Set of tasks ->
1. In the interview excerpt on AI and defense technology, where will the first full leap into autonomous decision-making happen?
2. Reproduce the part of the interview excerpt on AI and defense technology that opens with the words containing "Direction matters. Startups" and closes with "the coming year?".
3. Proceed with the interview excerpt on AI and defense technology from the point where it stops.

Passage provided ->
[Start of section]

As AI evolves from digital AI, focused on screens and analysis, toward physical AI that operates in the real world, the first full leap into autonomous decision-making will happen in logistics and industrial operations. Advanced manufacturing, robotics, warehouses, fleets, data centers, and energy systems provide the right conditions: frequent, measurable decisions, clear safety frameworks, and bounded risk – environments where I believe trust in AI can take root fastest.
I see autonomous agents emerging first where mistakes are contained, feedback is immediate, and decisions are repetitive. These domains will become the proving grounds for physical AI, while higher-stakes, mission-critical systems will adopt autonomy more cautiously, letting AI start with workflow support before gradually earning responsibility for full decisions.
The Dual-Use Leap: Israel has mastered Defense Tech. Which civilian industry (e.g. Construction, Agri, Logistics) will see the biggest disruption from adapting these battle-tested technologies?
Dual-use strategy for a startup is tricky. Civilian and defense markets operate under fundamentally different economic conditions. Governments prefer bespoke, low-volume, cost-plus systems for slower procurement cycles (better to be safe than sorry). Commercial markets reward scale and product-market fit. When trying to serve both, you risk failing at both.
Direction matters. Startups that prove themselves commercially first (lean, scalable, and market-validated) can later expand into defense. Starting in defense and going commercial is much harder: slow cycles, over-engineered specs, and government margins don't translate.
The Contrarian Leap: What is one sector or trend currently ignored by the herd that you believe represents the most undervalued opportunity for the coming year?

[End of section]

Page layout parsing data:

[Start of section]

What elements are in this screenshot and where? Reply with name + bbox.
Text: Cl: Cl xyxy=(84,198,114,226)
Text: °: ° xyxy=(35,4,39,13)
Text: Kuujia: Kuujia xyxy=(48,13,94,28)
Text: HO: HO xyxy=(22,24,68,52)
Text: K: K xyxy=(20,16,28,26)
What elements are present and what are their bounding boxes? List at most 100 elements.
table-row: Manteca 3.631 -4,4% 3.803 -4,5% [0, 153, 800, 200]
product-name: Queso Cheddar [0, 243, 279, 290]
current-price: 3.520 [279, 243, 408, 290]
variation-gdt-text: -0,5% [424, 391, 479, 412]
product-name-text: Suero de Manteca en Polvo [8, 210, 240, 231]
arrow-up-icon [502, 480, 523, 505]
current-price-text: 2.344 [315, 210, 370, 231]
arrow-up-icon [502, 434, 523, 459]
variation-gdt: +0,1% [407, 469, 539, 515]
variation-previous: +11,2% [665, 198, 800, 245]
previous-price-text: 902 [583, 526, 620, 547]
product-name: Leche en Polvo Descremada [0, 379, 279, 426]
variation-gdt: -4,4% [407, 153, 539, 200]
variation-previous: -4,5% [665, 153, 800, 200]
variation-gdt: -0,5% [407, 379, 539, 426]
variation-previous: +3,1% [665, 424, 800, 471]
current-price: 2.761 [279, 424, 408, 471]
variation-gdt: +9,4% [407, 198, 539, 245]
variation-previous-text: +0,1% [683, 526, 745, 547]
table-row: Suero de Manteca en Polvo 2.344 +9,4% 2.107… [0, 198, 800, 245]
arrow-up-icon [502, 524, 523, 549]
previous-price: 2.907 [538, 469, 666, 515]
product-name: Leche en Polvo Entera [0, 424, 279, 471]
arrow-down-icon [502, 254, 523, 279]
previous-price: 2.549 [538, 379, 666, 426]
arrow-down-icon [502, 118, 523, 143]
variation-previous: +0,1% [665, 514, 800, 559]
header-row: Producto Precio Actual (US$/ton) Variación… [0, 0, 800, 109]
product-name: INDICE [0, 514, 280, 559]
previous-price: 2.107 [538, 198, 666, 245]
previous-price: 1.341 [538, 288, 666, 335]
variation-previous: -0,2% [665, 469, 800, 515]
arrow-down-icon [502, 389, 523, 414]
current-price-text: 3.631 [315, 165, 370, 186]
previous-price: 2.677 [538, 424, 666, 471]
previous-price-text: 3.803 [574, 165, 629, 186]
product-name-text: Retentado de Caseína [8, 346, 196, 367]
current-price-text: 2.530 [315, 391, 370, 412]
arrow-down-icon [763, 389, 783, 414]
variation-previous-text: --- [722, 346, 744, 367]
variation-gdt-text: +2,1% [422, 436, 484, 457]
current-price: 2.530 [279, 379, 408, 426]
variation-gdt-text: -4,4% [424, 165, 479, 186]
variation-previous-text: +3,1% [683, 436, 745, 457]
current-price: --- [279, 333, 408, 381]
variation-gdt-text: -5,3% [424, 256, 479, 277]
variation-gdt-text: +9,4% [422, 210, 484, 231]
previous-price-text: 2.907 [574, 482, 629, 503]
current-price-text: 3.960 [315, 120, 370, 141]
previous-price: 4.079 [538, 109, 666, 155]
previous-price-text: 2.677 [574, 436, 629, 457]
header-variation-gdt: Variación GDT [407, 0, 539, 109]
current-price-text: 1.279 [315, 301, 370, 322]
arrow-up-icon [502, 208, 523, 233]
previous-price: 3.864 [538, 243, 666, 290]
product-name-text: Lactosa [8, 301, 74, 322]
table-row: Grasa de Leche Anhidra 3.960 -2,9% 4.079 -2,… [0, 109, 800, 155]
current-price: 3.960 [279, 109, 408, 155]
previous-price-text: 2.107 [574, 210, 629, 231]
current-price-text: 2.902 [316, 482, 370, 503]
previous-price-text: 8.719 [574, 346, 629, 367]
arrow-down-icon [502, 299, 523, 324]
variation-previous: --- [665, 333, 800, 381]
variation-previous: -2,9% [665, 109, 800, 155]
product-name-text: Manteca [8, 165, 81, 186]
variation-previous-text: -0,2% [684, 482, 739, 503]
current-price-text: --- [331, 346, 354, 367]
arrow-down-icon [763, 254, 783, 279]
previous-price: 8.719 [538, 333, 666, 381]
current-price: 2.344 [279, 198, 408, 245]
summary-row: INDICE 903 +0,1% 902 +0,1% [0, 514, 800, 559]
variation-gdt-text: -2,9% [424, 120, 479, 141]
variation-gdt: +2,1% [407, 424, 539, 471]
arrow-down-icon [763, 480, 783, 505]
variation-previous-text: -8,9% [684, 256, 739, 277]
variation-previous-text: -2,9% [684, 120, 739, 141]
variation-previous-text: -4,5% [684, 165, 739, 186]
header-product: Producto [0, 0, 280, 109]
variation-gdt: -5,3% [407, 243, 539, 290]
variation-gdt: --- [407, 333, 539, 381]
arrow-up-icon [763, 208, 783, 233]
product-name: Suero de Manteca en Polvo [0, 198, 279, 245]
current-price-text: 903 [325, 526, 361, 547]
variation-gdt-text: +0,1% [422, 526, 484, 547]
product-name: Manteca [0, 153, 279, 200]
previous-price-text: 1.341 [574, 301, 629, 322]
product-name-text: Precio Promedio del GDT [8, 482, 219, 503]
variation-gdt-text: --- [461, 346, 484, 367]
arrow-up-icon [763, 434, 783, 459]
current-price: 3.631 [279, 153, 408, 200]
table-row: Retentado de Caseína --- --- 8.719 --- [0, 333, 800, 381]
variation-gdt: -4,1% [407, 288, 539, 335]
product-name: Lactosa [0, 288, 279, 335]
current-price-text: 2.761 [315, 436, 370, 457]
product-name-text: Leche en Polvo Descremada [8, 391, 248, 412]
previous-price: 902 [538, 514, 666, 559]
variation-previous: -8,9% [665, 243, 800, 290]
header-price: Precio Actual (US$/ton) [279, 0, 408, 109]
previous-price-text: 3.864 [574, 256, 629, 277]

[End of section]

Outputs for the tasks ->
1. In logistics and industrial operations.

2.
Direction matters. Startups that prove themselves commercially first (lean, scalable, and market-validated) can later expand into defense. Starting in defense and going commercial is much harder: slow cycles, over-engineered specs, and government margins don't translate.
The Contrarian Leap: What is one sector or trend currently ignored by the herd that you believe represents the most undervalued opportunity for the coming year?

3.
Looking ahead, the next AI revolution won't be defined by smarter algorithms alone. It will be powered by energy, cooling, and physical infrastructure. While everyone chases software, generative AI, and Copilot apps, few are tackling the hard limits these systems face. Data centers and high-performance computing clusters are already reaching capacity limits in power and heat, making energy solutions critical for scaling safely and economically.
Startups building on-site energy generation, chip-level cooling, and modular microgrids are quietly addressing these bottlenecks. Compared to the hype around software, this sector is massively undervalued. I believe the first movers here will own the critical infrastructure of the AI era long before the herd wakes up.
Finally, what are 2-3 startups that, in your opinion, are likely to make a leap forward in 2026?
1. Foretellix — Autonomous Validation Tool (Next Gear Ventures portfolio company)
Foretellix develops a verification and validation platform that enables large-scale simulation and safety testing of autonomous driving systems. In late 2025, Foretellix integrated its Physical AI validation toolchain with NVIDIA DRIVE AV, embedding itself deeper into a leading autonomous software ecosystem. As OEMs and AV developers move closer to deployment and regulatory scrutiny intensifies, Foretellix is well-positioned for broader adoption in 2026.
2. NoTraffic — AI-Powered Traffic Management (Next Gear Ventures portfolio company)
NoTraffic transforms traditional intersections into real-time, adaptive traffic systems using AI and edge sensors to optimize flow, safety, and emissions. In 2025, multiple U.S. cities deployed or expanded NoTraffic systems, and the company received Urban Mobility Innovation Award recognition, validating real-world performance rather than just pilots. With cities actively modernizing infrastructure, NoTraffic is positioned to scale municipal contracts and geographic footprint in 2026.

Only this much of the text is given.